BEGIN Task input
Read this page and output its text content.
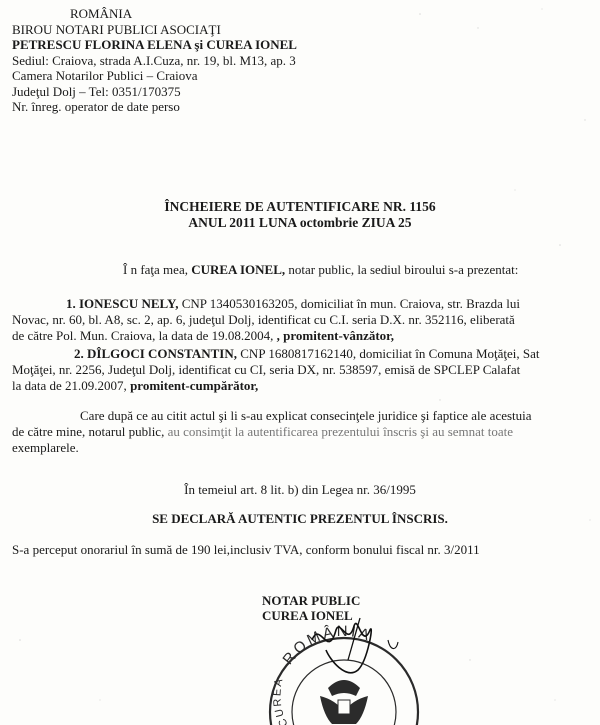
ROMÂNIA
BIROU NOTARI PUBLICI ASOCIAŢI
PETRESCU FLORINA ELENA şi CUREA IONEL
Sediul: Craiova, strada A.I.Cuza, nr. 19, bl. M13, ap. 3
Camera Notarilor Publici – Craiova
Judeţul Dolj – Tel: 0351/170375
Nr. înreg. operator de date perso
ÎNCHEIERE DE AUTENTIFICARE NR. 1156
ANUL 2011 LUNA octombrie ZIUA 25
Î n faţa mea, CUREA IONEL, notar public, la sediul biroului s-a prezentat:
1. IONESCU NELY, CNP 1340530163205, domiciliat în mun. Craiova, str. Brazda lui
Novac, nr. 60, bl. A8, sc. 2, ap. 6, judeţul Dolj, identificat cu C.I. seria D.X. nr. 352116, eliberată
de către Pol. Mun. Craiova, la data de 19.08.2004, , promitent-vânzător,
2. DÎLGOCI CONSTANTIN, CNP 1680817162140, domiciliat în Comuna Moţăţei, Sat
Moţăţei, nr. 2256, Judeţul Dolj, identificat cu CI, seria DX, nr. 538597, emisă de SPCLEP Calafat
la data de 21.09.2007, promitent-cumpărător,
Care după ce au citit actul şi li s-au explicat consecinţele juridice şi faptice ale acestuia
de către mine, notarul public, au consimţit la autentificarea prezentului înscris şi au semnat toate
exemplarele.
În temeiul art. 8 lit. b) din Legea nr. 36/1995
SE DECLARĂ AUTENTIC PREZENTUL ÎNSCRIS.
S-a perceput onorariul în sumă de 190 lei,inclusiv TVA, conform bonului fiscal nr. 3/2011
NOTAR PUBLIC
CUREA IONEL
ROMÂNIA
CUREA
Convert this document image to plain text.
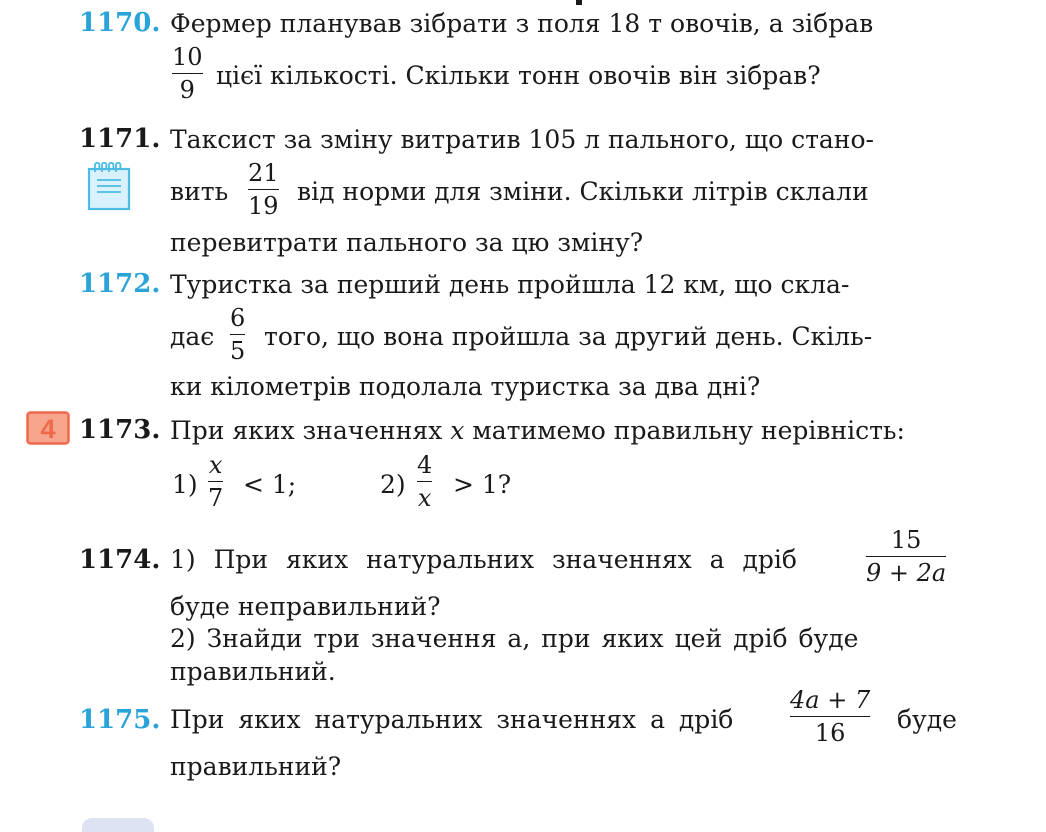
1170. Фермер планував зібрати з поля 18 т овочів, а зібрав
10
9 цієї кількості. Скільки тонн овочів він зібрав?
1171. Таксист за зміну витратив 105 л пального, що стано-
вить
21
19 від норми для зміни. Скільки літрів склали
перевитрати пального за цю зміну?
1172. Туристка за перший день пройшла 12 км, що скла-
дає
6
5 того, що вона пройшла за другий день. Скіль-
ки кілометрів подолала туристка за два дні?
4 1173. При яких значеннях x матимемо правильну нерівність:
1)
x
7 < 1;	2)
4
x > 1?
1174. 1) При яких натуральних значеннях a дріб
15
9 + 2a
буде неправильний?
2) Знайди три значення a, при яких цей дріб буде
правильний.
1175. При яких натуральних значеннях a дріб
4a + 7
16 буде
правильний?
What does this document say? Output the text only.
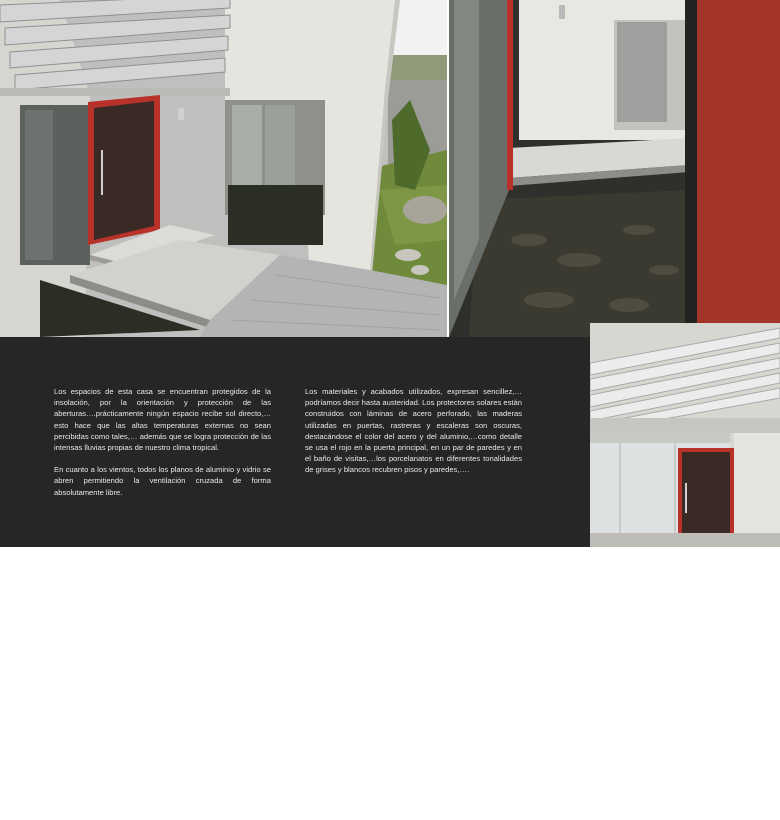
Los espacios de esta casa se encuentran protegidos de la insolación, por la orientación y protección de las aberturas….prácticamente ningún espacio recibe sol directo,…esto hace que las altas temperaturas externas no sean percibidas como tales,… además que se logra protección de las intensas lluvias propias de nuestro clima tropical.

En cuanto a los vientos, todos los planos de aluminio y vidrio se abren permitiendo la ventilación cruzada de forma absolutamente libre.

Los materiales y acabados utilizados, expresan sencillez,…podríamos decir hasta austeridad. Los protectores solares están construidos con láminas de acero perforado, las maderas utilizadas en puertas, rastreras y escaleras son oscuras, destacándose el color del acero y del aluminio,…como detalle se usa el rojo en la puerta principal, en un par de paredes y en el baño de visitas,…los porcelanatos en diferentes tonalidades de grises y blancos recubren pisos y paredes,….
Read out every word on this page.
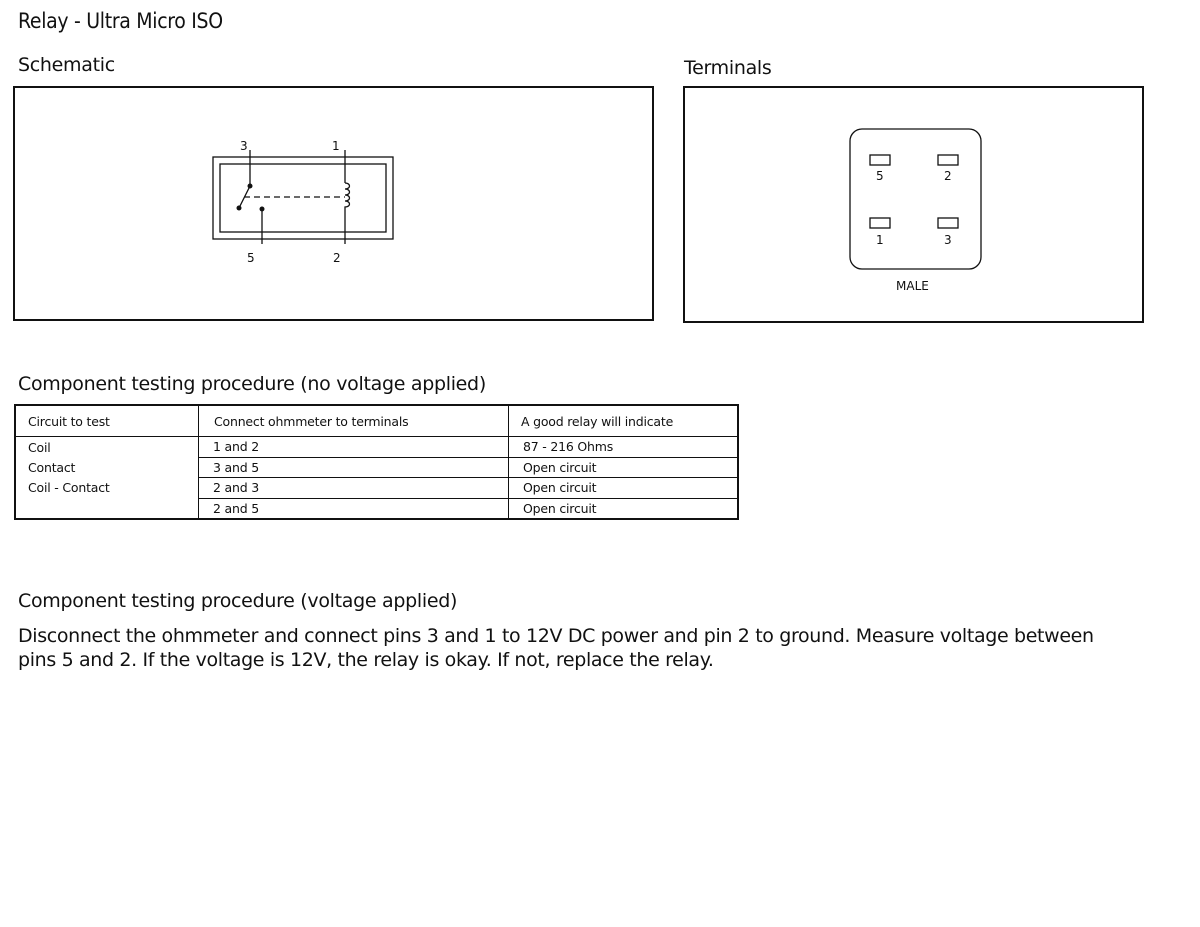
Relay - Ultra Micro ISO
Schematic
3	1
5	2
Terminals
5	2
1	3
MALE
Component testing procedure (no voltage applied)
Circuit to test	Connect ohmmeter to terminals	A good relay will indicate
Coil	1 and 2	87 - 216 Ohms
Contact	3 and 5	Open circuit
Coil - Contact	2 and 3	Open circuit
	2 and 5	Open circuit
Component testing procedure (voltage applied)
Disconnect the ohmmeter and connect pins 3 and 1 to 12V DC power and pin 2 to ground. Measure voltage between pins 5 and 2. If the voltage is 12V, the relay is okay. If not, replace the relay.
END Task input
[Given exercise]
Can you repeat every record above exactly, apart from the pictures?

[Solution to this task]
Read this page and output its text content.
ROMÂNIA
BIROU NOTARI PUBLICI ASOCIAŢI
PETRESCU FLORINA ELENA şi CUREA IONEL
Sediul: Craiova, strada A.I.Cuza, nr. 19, bl. M13, ap. 3
Camera Notarilor Publici – Craiova
Judeţul Dolj – Tel: 0351/170375
Nr. înreg. operator de date perso
ÎNCHEIERE DE AUTENTIFICARE NR. 1156
ANUL 2011 LUNA octombrie ZIUA 25
Î n faţa mea, CUREA IONEL, notar public, la sediul biroului s-a prezentat:
1. IONESCU NELY, CNP 1340530163205, domiciliat în mun. Craiova, str. Brazda lui
Novac, nr. 60, bl. A8, sc. 2, ap. 6, judeţul Dolj, identificat cu C.I. seria D.X. nr. 352116, eliberată
de către Pol. Mun. Craiova, la data de 19.08.2004, , promitent-vânzător,
2. DÎLGOCI CONSTANTIN, CNP 1680817162140, domiciliat în Comuna Moţăţei, Sat
Moţăţei, nr. 2256, Judeţul Dolj, identificat cu CI, seria DX, nr. 538597, emisă de SPCLEP Calafat
la data de 21.09.2007, promitent-cumpărător,
Care după ce au citit actul şi li s-au explicat consecinţele juridice şi faptice ale acestuia
de către mine, notarul public, au consimţit la autentificarea prezentului înscris şi au semnat toate
exemplarele.
În temeiul art. 8 lit. b) din Legea nr. 36/1995
SE DECLARĂ AUTENTIC PREZENTUL ÎNSCRIS.
S-a perceput onorariul în sumă de 190 lei,inclusiv TVA, conform bonului fiscal nr. 3/2011
NOTAR PUBLIC
CUREA IONEL
ROMÂNIA
CUREA
Convert this document image to plain text.
1170. Фермер планував зібрати з поля 18 т овочів, а зібрав
10
9 цієї кількості. Скільки тонн овочів він зібрав?
1171. Таксист за зміну витратив 105 л пального, що стано-
вить
21
19 від норми для зміни. Скільки літрів склали
перевитрати пального за цю зміну?
1172. Туристка за перший день пройшла 12 км, що скла-
дає
6
5 того, що вона пройшла за другий день. Скіль-
ки кілометрів подолала туристка за два дні?
4 1173. При яких значеннях x матимемо правильну нерівність:
1)
x
7 < 1;	2)
4
x > 1?
1174. 1) При яких натуральних значеннях a дріб
15
9 + 2a
буде неправильний?
2) Знайди три значення a, при яких цей дріб буде
правильний.
1175. При яких натуральних значеннях a дріб
4a + 7
16 буде
правильний?
What does this document say? Output the text only.
Los espacios de esta casa se encuentran protegidos de la insolación, por la orientación y protección de las aberturas….prácticamente ningún espacio recibe sol directo,…esto hace que las altas temperaturas externas no sean percibidas como tales,… además que se logra protección de las intensas lluvias propias de nuestro clima tropical.

En cuanto a los vientos, todos los planos de aluminio y vidrio se abren permitiendo la ventilación cruzada de forma absolutamente libre.

Los materiales y acabados utilizados, expresan sencillez,…podríamos decir hasta austeridad. Los protectores solares están construidos con láminas de acero perforado, las maderas utilizadas en puertas, rastreras y escaleras son oscuras, destacándose el color del acero y del aluminio,…como detalle se usa el rojo en la puerta principal, en un par de paredes y en el baño de visitas,…los porcelanatos en diferentes tonalidades de grises y blancos recubren pisos y paredes,….
Read out every word on this page.
Relay - Ultra Micro ISO
Schematic
3	1
5	2
Terminals
5	2
1	3
MALE
Component testing procedure (no voltage applied)
Circuit to test	Connect ohmmeter to terminals	A good relay will indicate
Coil	1 and 2	87 - 216 Ohms
Contact	3 and 5	Open circuit
Coil - Contact	2 and 3	Open circuit
	2 and 5	Open circuit
Component testing procedure (voltage applied)
Disconnect the ohmmeter and connect pins 3 and 1 to 12V DC power and pin 2 to ground. Measure voltage between pins 5 and 2. If the voltage is 12V, the relay is okay. If not, replace the relay.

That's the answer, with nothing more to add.